__The request__: Leave out the pictures and copy everything else in the entries exactly.

Dataset listings of figures:
========================================

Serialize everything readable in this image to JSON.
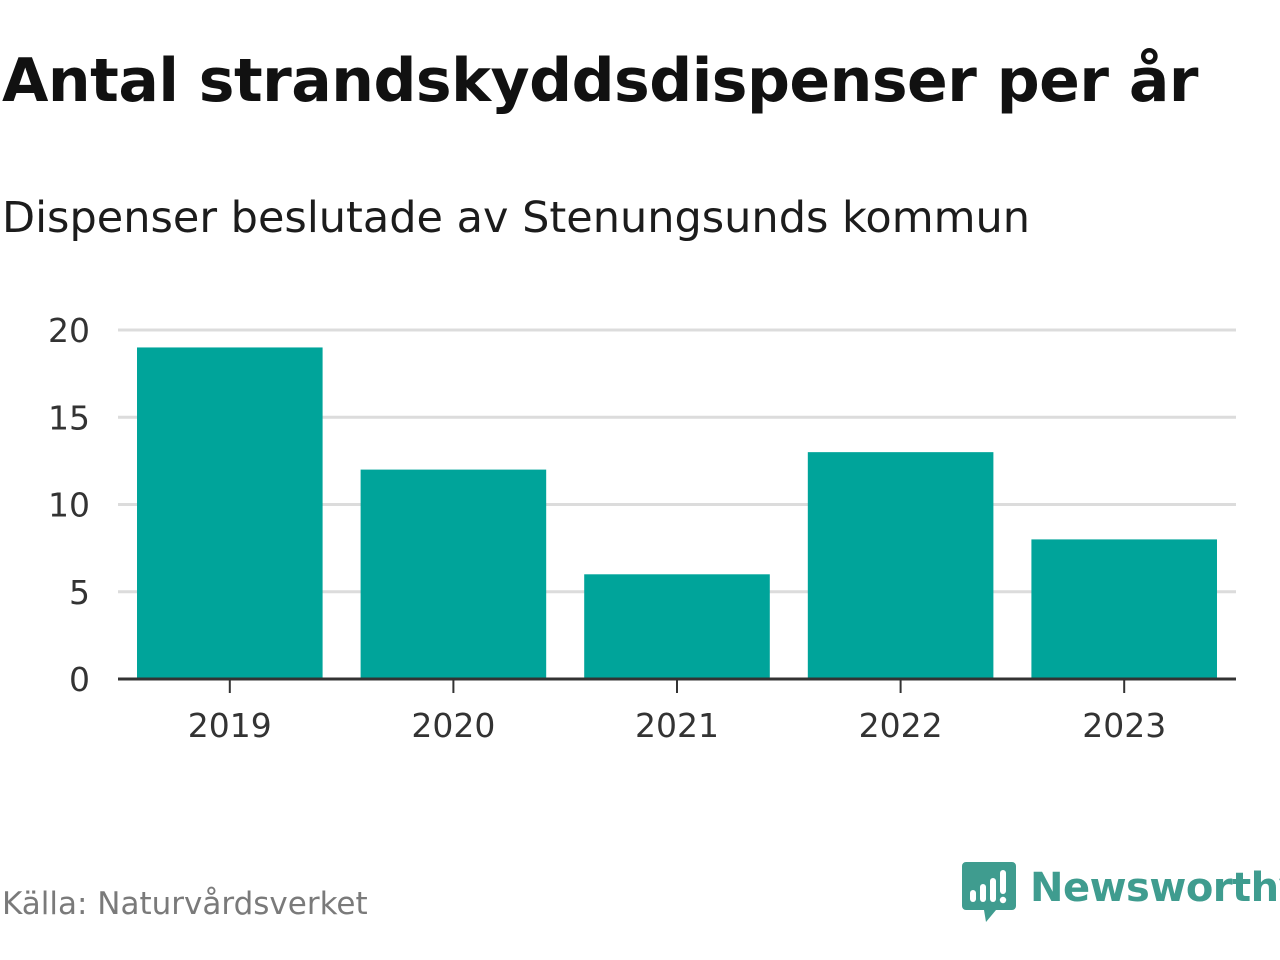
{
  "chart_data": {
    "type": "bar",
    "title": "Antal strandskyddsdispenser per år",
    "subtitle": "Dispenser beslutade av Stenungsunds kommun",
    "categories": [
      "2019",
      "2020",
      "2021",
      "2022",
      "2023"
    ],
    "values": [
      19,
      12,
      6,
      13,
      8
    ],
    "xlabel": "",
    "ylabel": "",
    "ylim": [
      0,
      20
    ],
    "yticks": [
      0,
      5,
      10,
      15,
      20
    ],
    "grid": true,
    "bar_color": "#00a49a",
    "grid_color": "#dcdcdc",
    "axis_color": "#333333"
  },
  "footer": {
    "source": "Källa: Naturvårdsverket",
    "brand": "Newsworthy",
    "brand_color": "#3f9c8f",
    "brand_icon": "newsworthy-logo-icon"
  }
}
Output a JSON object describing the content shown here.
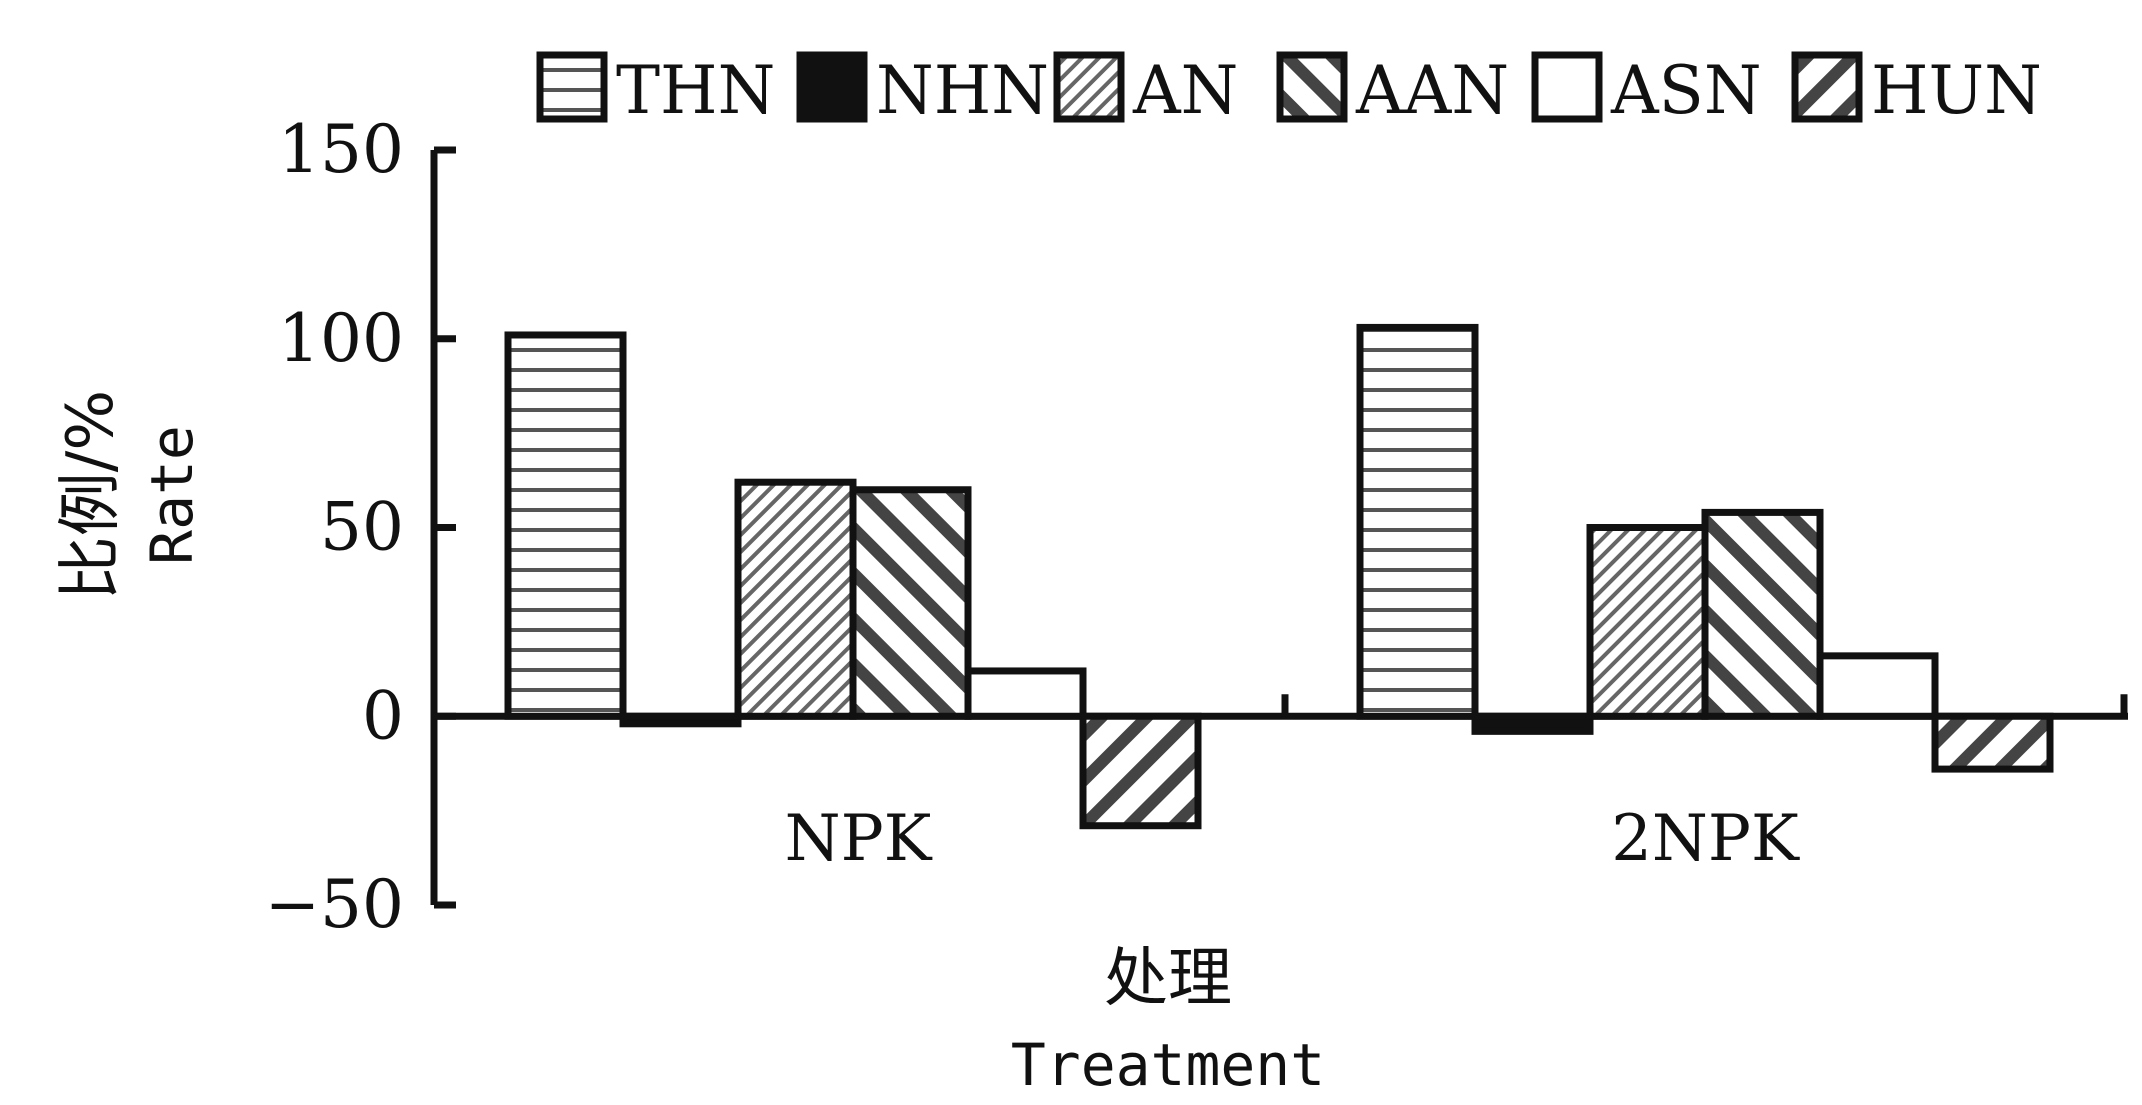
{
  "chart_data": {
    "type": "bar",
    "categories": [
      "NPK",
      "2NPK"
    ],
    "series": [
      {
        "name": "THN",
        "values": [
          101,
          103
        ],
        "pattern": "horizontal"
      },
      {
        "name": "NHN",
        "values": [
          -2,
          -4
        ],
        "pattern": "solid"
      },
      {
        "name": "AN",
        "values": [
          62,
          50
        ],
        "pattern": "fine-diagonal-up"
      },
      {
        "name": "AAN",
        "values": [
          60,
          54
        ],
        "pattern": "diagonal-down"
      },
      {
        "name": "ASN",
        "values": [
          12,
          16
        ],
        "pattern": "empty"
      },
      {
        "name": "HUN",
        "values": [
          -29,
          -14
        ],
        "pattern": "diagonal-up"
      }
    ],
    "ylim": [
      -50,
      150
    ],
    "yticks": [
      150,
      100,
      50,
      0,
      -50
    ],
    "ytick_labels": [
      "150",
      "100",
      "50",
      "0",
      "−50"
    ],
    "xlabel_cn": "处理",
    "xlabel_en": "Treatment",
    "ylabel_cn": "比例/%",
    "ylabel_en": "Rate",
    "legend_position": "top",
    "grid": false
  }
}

========================================

__Task output__:
Serialize everything readable in this image to JSON.
{
  "chart_data": {
    "type": "bar",
    "title": "Antal strandskyddsdispenser per år",
    "subtitle": "Dispenser beslutade av Stenungsunds kommun",
    "categories": [
      "2019",
      "2020",
      "2021",
      "2022",
      "2023"
    ],
    "values": [
      19,
      12,
      6,
      13,
      8
    ],
    "xlabel": "",
    "ylabel": "",
    "ylim": [
      0,
      20
    ],
    "yticks": [
      0,
      5,
      10,
      15,
      20
    ],
    "grid": true,
    "bar_color": "#00a49a",
    "grid_color": "#dcdcdc",
    "axis_color": "#333333"
  },
  "footer": {
    "source": "Källa: Naturvårdsverket",
    "brand": "Newsworthy",
    "brand_color": "#3f9c8f",
    "brand_icon": "newsworthy-logo-icon"
  }
}
Output a JSON object describing the content shown here.
{
  "chart_data": {
    "type": "bar",
    "categories": [
      "NPK",
      "2NPK"
    ],
    "series": [
      {
        "name": "THN",
        "values": [
          101,
          103
        ],
        "pattern": "horizontal"
      },
      {
        "name": "NHN",
        "values": [
          -2,
          -4
        ],
        "pattern": "solid"
      },
      {
        "name": "AN",
        "values": [
          62,
          50
        ],
        "pattern": "fine-diagonal-up"
      },
      {
        "name": "AAN",
        "values": [
          60,
          54
        ],
        "pattern": "diagonal-down"
      },
      {
        "name": "ASN",
        "values": [
          12,
          16
        ],
        "pattern": "empty"
      },
      {
        "name": "HUN",
        "values": [
          -29,
          -14
        ],
        "pattern": "diagonal-up"
      }
    ],
    "ylim": [
      -50,
      150
    ],
    "yticks": [
      150,
      100,
      50,
      0,
      -50
    ],
    "ytick_labels": [
      "150",
      "100",
      "50",
      "0",
      "−50"
    ],
    "xlabel_cn": "处理",
    "xlabel_en": "Treatment",
    "ylabel_cn": "比例/%",
    "ylabel_en": "Rate",
    "legend_position": "top",
    "grid": false
  }
}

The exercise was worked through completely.